Your task
Return all lines in the material below that contain "JSON".

==========

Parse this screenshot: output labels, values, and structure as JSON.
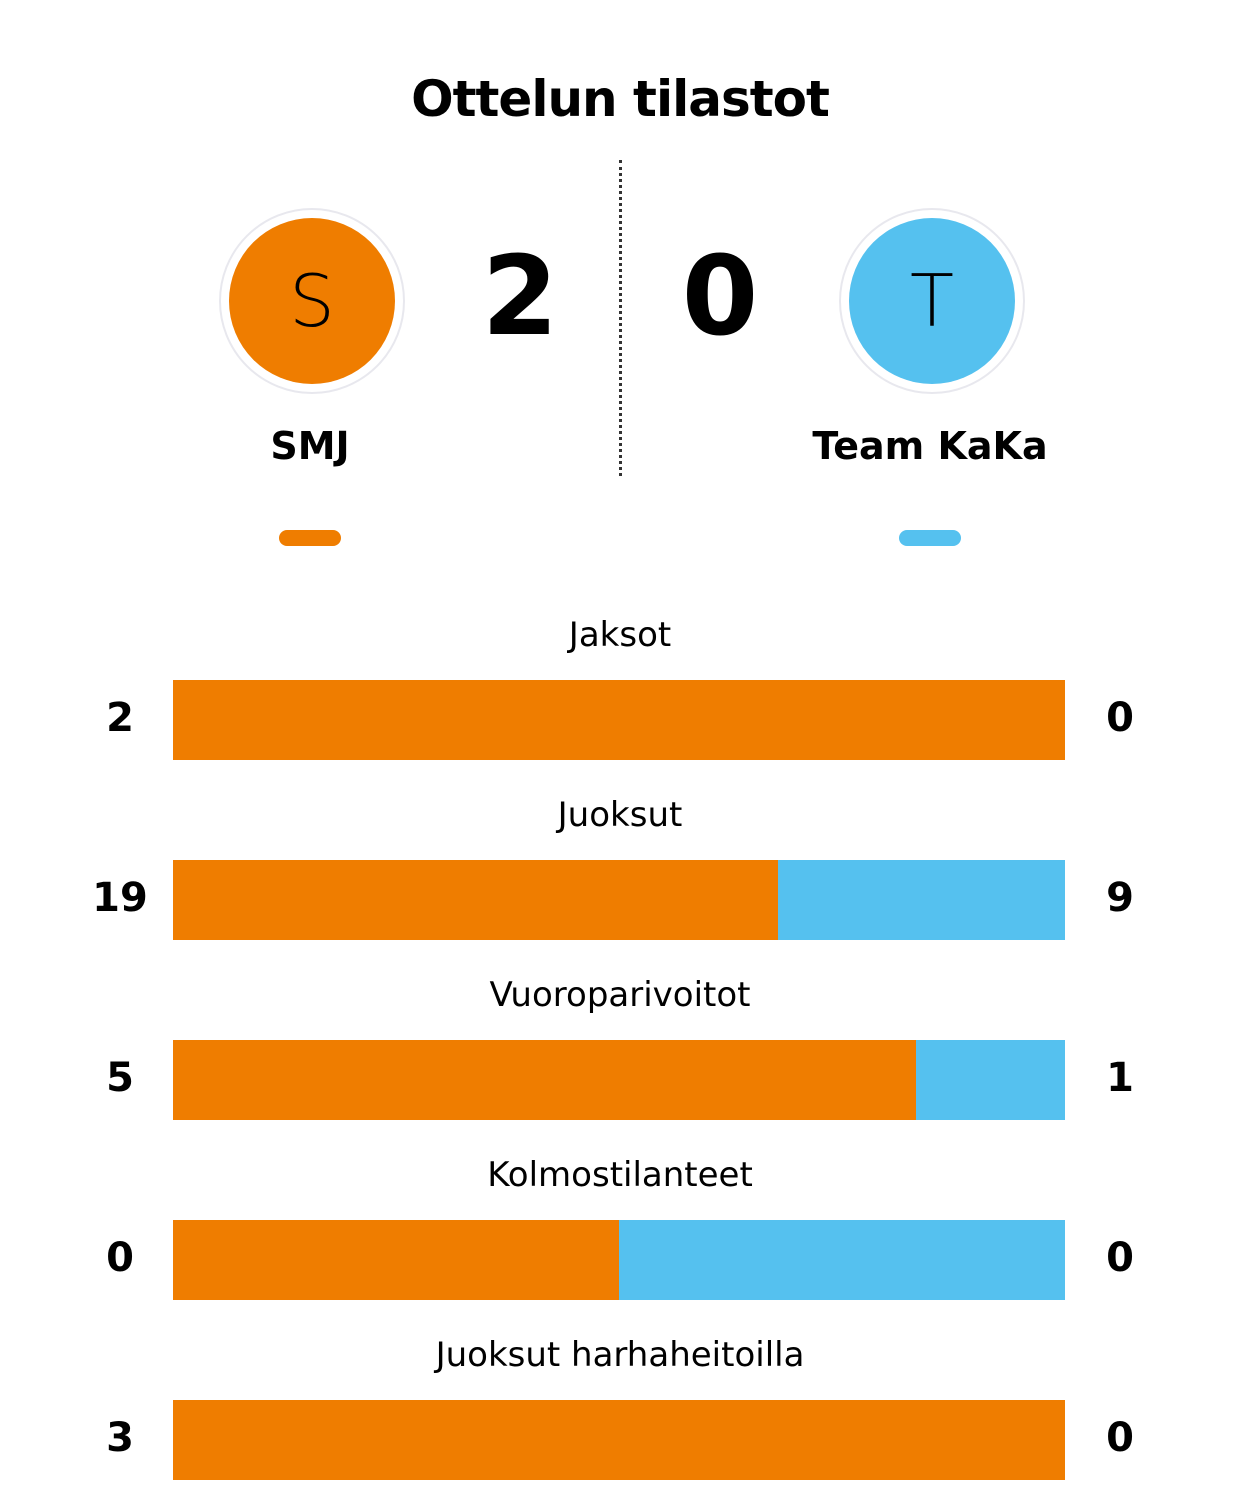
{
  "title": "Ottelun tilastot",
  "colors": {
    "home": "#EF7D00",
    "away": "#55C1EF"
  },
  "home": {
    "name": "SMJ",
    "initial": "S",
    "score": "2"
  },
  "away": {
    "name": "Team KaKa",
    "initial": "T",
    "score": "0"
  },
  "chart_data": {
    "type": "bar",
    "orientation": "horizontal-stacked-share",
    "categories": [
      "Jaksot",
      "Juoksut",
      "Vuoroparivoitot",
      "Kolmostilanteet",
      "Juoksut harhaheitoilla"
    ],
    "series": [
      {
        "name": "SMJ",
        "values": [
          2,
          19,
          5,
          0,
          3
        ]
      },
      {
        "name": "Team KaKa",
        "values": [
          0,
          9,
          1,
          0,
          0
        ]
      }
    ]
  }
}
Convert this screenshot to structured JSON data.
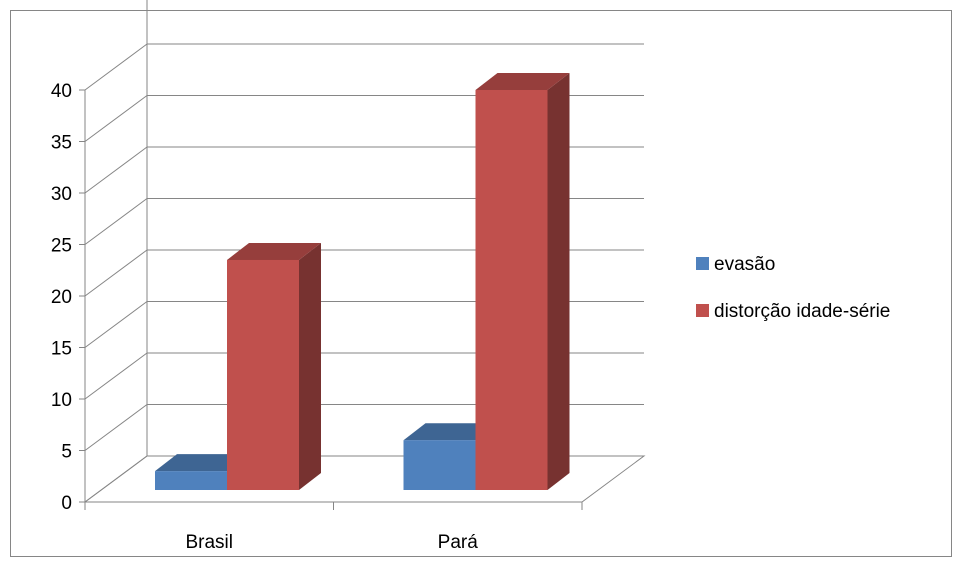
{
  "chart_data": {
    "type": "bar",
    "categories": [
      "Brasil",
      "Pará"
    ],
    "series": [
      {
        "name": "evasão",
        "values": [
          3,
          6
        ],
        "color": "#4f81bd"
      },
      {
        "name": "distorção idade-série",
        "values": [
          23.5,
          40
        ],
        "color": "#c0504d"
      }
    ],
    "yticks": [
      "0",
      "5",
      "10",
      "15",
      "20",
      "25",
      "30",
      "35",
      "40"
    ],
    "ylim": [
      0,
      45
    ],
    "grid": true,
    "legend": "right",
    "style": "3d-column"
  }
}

==========

Worked answer
Parse this screenshot: output labels, values, and structure as JSON.
Convert this screenshot to structured JSON data.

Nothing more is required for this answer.